-- start of EXERCISE DATA --

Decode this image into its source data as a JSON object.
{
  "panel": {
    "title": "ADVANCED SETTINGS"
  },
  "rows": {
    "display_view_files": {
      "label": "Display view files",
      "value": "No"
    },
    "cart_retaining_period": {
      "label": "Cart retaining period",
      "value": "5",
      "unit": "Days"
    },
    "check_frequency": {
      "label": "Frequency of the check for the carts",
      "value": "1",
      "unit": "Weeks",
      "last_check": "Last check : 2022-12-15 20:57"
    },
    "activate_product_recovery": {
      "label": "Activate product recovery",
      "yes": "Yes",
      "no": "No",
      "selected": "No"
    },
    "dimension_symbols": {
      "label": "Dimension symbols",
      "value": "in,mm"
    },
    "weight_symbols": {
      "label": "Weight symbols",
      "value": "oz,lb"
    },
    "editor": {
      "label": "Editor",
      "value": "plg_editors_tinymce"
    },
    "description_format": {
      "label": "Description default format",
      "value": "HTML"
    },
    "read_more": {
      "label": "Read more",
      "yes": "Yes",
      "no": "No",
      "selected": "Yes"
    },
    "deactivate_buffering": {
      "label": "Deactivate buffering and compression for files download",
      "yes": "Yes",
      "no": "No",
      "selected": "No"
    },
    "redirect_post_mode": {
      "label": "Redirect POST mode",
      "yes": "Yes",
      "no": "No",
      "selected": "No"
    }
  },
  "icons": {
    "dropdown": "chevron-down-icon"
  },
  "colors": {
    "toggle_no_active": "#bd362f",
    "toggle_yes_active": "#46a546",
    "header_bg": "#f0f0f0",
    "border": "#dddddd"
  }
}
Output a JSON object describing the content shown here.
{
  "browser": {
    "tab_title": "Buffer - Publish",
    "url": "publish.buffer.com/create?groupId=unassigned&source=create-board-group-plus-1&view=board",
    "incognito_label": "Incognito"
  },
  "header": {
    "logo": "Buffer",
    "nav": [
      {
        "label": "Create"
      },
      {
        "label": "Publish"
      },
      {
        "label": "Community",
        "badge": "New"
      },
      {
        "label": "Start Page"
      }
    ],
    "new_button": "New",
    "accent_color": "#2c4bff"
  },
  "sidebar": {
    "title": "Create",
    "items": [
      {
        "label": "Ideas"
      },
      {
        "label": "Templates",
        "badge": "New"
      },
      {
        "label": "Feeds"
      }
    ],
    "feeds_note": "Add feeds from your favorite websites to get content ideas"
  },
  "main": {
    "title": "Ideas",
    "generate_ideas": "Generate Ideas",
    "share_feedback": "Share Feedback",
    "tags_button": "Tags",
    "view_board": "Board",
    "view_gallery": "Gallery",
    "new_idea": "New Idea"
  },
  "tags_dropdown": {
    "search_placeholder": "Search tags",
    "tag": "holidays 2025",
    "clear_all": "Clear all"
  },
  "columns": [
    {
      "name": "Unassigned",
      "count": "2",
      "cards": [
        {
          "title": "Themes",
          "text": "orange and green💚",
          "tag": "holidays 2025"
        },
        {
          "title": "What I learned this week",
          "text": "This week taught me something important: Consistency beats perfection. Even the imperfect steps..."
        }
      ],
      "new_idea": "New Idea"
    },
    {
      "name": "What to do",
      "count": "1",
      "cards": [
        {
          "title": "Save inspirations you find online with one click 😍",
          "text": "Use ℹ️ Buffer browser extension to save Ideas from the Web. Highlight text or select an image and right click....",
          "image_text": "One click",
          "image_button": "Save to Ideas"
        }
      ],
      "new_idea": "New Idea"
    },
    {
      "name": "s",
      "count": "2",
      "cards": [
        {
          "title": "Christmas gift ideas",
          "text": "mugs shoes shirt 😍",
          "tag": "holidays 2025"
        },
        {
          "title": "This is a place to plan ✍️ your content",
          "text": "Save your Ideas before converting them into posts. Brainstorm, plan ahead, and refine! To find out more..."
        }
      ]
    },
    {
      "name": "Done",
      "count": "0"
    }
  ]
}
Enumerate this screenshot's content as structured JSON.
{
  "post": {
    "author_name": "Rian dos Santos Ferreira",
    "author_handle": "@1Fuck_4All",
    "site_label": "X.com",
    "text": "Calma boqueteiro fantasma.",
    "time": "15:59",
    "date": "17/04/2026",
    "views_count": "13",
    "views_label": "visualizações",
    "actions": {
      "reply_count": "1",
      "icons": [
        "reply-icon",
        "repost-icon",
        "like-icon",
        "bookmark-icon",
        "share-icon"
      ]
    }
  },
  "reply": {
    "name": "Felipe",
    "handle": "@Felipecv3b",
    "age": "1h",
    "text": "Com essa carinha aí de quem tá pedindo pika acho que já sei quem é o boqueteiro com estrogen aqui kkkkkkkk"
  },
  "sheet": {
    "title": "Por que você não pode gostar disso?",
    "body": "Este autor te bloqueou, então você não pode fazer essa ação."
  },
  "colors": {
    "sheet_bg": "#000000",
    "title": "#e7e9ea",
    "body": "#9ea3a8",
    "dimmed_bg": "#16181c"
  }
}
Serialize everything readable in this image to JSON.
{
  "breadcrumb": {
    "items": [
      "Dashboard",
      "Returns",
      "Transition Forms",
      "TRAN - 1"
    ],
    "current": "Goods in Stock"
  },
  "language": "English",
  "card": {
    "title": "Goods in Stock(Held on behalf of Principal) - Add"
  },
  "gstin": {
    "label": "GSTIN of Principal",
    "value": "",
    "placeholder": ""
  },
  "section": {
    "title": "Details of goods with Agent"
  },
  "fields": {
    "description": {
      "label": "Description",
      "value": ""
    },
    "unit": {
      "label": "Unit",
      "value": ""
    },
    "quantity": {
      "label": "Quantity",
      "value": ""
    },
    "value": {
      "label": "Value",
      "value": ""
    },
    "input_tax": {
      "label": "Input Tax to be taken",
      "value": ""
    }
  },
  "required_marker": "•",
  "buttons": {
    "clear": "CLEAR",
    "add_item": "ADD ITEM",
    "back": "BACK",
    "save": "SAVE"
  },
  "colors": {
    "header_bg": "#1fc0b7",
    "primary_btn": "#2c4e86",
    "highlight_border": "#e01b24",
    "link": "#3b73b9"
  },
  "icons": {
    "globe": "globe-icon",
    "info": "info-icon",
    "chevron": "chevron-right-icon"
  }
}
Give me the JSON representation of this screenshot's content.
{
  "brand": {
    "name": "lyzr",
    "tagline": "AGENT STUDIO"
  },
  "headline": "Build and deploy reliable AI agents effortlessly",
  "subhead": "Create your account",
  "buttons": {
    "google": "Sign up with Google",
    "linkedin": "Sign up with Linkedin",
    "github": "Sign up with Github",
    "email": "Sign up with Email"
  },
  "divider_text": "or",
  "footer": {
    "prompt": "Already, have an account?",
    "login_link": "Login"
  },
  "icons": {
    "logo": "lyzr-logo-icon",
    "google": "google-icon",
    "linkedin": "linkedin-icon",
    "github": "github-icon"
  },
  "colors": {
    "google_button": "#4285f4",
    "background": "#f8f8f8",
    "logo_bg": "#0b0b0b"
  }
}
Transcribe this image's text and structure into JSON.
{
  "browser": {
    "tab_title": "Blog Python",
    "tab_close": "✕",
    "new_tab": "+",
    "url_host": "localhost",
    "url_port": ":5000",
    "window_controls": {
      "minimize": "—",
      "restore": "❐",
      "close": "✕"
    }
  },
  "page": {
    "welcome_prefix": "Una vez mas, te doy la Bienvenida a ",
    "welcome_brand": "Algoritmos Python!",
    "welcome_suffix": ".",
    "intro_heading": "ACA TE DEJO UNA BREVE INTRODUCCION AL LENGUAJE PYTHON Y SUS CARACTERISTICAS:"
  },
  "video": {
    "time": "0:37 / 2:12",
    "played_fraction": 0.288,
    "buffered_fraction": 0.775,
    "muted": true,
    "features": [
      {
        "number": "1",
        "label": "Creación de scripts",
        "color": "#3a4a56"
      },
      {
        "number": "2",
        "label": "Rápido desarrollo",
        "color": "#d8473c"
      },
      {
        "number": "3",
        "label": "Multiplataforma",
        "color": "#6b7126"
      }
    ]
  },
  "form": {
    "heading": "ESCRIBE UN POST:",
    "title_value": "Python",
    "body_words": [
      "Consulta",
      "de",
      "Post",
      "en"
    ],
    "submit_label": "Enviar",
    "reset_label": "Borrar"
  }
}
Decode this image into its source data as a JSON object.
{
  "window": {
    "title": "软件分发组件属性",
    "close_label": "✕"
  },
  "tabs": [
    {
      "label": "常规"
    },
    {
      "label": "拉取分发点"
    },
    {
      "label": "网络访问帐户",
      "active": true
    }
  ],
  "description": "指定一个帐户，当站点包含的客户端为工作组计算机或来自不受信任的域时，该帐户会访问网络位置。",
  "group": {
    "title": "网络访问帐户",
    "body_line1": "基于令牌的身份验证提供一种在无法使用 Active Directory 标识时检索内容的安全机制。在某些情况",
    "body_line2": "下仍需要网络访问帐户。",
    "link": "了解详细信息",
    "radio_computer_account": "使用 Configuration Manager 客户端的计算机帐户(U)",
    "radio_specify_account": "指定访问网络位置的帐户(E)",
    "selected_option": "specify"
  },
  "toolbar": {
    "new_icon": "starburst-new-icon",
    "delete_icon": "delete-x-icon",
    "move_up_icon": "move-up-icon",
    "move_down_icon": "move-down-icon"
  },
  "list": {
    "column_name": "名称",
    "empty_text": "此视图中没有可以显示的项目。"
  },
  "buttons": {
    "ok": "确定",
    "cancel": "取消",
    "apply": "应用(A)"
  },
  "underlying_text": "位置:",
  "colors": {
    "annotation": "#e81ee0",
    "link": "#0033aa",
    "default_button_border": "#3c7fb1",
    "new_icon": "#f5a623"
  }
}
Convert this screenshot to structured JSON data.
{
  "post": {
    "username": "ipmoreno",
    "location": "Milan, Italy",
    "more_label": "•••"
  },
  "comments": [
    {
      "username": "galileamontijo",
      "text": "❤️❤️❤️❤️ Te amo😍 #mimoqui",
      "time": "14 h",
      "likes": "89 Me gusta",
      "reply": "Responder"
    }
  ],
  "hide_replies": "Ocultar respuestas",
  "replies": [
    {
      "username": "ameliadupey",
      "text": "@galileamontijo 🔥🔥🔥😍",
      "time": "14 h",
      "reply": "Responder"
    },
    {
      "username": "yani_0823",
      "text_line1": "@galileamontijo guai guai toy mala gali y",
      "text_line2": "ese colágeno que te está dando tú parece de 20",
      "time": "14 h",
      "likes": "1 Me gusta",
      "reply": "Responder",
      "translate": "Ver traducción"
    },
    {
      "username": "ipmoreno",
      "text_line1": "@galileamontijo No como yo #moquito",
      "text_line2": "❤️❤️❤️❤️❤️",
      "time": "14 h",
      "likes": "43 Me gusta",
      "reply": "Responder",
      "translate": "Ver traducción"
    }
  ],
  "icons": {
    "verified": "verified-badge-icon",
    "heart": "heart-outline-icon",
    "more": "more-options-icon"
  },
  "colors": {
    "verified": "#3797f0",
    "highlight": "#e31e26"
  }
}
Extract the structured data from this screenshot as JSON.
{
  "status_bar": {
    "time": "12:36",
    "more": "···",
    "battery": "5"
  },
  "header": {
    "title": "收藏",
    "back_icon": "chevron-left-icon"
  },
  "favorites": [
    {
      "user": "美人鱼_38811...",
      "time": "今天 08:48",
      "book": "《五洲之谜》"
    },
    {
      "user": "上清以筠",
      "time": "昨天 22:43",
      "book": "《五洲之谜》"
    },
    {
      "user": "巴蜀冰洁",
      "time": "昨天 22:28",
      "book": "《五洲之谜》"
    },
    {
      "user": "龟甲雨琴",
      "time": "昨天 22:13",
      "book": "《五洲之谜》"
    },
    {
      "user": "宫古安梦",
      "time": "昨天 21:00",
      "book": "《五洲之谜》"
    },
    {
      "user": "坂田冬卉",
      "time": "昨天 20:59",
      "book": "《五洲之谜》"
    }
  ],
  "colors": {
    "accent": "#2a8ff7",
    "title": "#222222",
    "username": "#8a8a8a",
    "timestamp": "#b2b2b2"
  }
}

-- end of EXERCISE DATA --

### WHAT YOU ARE ASKED TO DO
Where a line contains "right", copy that line.

### OUTPUT FOR THIS EXERCISE
          "text": "Use ℹ️ Buffer browser extension to save Ideas from the Web. Highlight text or select an image and right click....",
    "chevron": "chevron-right-icon"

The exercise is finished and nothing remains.